--- Excerpted data ---
+--

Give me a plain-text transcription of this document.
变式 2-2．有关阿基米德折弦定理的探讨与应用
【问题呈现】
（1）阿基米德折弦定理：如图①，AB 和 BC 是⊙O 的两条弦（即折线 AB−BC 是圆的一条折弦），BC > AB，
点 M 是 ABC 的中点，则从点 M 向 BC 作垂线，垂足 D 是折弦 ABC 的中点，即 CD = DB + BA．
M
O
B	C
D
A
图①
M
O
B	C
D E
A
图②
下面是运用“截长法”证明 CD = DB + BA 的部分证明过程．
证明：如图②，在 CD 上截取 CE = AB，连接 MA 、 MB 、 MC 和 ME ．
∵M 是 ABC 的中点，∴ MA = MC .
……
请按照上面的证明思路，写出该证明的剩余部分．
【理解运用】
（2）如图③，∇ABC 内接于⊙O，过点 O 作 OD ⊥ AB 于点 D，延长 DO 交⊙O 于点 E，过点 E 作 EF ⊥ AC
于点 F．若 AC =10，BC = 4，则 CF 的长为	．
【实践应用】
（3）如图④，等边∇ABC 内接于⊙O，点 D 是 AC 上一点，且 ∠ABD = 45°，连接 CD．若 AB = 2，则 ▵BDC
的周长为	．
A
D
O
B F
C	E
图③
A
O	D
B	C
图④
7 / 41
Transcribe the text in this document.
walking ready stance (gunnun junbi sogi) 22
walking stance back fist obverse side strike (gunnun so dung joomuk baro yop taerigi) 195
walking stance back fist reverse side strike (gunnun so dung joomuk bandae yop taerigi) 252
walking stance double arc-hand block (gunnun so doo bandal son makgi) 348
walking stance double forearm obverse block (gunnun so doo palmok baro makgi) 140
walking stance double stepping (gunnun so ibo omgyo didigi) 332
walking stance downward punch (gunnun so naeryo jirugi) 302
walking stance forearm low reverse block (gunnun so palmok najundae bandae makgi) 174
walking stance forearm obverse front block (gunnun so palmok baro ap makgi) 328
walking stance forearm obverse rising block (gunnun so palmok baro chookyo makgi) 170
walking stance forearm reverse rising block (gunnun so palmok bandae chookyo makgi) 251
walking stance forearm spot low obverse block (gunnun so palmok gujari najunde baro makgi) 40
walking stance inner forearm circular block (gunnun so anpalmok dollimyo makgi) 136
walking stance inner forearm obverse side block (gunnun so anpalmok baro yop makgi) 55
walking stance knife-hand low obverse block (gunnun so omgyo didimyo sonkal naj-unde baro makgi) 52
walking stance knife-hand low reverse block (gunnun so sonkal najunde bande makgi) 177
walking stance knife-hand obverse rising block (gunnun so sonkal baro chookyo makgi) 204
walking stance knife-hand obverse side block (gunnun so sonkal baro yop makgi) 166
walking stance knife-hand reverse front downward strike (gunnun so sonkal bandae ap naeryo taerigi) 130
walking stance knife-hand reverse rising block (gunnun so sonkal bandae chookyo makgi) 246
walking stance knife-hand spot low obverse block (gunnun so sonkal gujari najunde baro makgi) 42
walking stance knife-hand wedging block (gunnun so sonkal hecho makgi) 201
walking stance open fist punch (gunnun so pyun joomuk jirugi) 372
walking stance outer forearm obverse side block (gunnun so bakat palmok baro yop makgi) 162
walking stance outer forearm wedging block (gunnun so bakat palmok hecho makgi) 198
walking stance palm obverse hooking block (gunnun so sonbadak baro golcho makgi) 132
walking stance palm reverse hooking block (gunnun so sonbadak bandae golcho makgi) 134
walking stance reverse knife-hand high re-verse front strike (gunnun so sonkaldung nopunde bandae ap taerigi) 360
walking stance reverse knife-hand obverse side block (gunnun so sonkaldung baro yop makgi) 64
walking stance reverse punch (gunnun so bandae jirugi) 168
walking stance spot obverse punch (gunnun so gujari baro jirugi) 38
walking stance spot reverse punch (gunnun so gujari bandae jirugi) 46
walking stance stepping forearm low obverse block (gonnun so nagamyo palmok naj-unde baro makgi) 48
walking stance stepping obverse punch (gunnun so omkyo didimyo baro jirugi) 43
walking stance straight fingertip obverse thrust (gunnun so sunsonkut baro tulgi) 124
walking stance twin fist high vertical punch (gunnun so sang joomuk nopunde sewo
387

+--

--- What you should do ---
Gather each line of the listing containing the word "anpalmok" and show it.

--- Correct output ---
walking stance inner forearm circular block (gunnun so anpalmok dollimyo makgi) 136
walking stance inner forearm obverse side block (gunnun so anpalmok baro yop makgi) 55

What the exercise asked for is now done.